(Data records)
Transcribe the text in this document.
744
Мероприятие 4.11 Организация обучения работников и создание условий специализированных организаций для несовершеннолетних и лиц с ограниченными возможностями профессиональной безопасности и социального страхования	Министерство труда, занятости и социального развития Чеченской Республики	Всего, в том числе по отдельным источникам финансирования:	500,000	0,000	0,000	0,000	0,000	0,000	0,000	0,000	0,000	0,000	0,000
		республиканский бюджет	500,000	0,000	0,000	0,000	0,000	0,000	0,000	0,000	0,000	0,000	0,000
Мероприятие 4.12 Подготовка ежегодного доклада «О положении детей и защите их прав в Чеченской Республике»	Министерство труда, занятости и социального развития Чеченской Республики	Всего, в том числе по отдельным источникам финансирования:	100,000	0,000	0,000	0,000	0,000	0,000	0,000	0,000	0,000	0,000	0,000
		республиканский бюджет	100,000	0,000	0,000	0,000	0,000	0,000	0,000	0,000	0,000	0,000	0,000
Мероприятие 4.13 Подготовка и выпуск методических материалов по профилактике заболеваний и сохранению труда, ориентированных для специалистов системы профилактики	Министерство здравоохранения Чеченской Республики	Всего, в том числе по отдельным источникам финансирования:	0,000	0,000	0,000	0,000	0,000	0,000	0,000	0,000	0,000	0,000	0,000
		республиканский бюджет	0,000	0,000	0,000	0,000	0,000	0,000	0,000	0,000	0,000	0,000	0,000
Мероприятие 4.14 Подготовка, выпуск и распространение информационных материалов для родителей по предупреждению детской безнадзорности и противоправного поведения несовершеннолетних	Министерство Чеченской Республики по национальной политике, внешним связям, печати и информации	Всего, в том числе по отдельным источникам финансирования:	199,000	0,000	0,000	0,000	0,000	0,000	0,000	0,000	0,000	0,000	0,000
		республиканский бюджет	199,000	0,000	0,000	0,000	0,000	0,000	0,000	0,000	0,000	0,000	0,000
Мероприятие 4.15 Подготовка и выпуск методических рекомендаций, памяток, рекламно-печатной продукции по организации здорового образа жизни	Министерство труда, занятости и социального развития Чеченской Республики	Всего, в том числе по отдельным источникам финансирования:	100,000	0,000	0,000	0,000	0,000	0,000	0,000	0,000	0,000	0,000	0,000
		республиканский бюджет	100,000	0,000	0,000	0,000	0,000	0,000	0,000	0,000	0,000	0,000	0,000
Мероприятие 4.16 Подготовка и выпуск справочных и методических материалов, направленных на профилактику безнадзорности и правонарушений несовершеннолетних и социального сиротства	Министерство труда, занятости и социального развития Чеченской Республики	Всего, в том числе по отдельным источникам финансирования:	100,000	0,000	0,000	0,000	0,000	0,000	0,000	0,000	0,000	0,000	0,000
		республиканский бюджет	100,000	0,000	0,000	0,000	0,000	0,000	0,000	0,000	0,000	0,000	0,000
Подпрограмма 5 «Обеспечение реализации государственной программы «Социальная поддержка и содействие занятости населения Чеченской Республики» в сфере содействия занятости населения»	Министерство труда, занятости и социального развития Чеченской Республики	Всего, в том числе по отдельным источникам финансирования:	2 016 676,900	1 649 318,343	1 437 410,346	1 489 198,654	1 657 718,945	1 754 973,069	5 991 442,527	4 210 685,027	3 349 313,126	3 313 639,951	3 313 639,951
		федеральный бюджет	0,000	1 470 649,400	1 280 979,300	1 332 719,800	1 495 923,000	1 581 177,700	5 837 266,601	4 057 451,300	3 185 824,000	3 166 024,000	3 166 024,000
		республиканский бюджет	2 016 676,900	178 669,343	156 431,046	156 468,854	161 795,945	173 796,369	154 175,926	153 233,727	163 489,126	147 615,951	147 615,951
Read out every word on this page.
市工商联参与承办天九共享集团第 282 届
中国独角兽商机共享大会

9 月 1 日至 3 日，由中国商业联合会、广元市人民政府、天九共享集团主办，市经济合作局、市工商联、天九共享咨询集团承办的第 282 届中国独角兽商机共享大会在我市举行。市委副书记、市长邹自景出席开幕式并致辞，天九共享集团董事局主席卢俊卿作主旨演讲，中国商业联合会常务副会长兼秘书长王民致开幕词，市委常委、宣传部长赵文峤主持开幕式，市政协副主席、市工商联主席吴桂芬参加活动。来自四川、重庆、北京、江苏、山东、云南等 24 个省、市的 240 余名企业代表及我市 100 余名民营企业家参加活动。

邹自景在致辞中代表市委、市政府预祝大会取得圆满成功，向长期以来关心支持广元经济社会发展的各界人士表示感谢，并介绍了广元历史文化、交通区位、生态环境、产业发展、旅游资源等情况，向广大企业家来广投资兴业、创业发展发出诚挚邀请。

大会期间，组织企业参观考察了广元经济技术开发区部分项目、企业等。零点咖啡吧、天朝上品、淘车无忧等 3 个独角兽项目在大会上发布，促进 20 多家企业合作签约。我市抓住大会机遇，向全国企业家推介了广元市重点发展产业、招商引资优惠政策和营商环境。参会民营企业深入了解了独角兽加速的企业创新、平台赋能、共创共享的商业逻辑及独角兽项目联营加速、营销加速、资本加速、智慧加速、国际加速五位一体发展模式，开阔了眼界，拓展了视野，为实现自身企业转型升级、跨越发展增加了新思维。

* **Instruction**: Collect each line above holding the string "this".

* **Finished answer**:
Transcribe the text in this document.
Read out every word on this page.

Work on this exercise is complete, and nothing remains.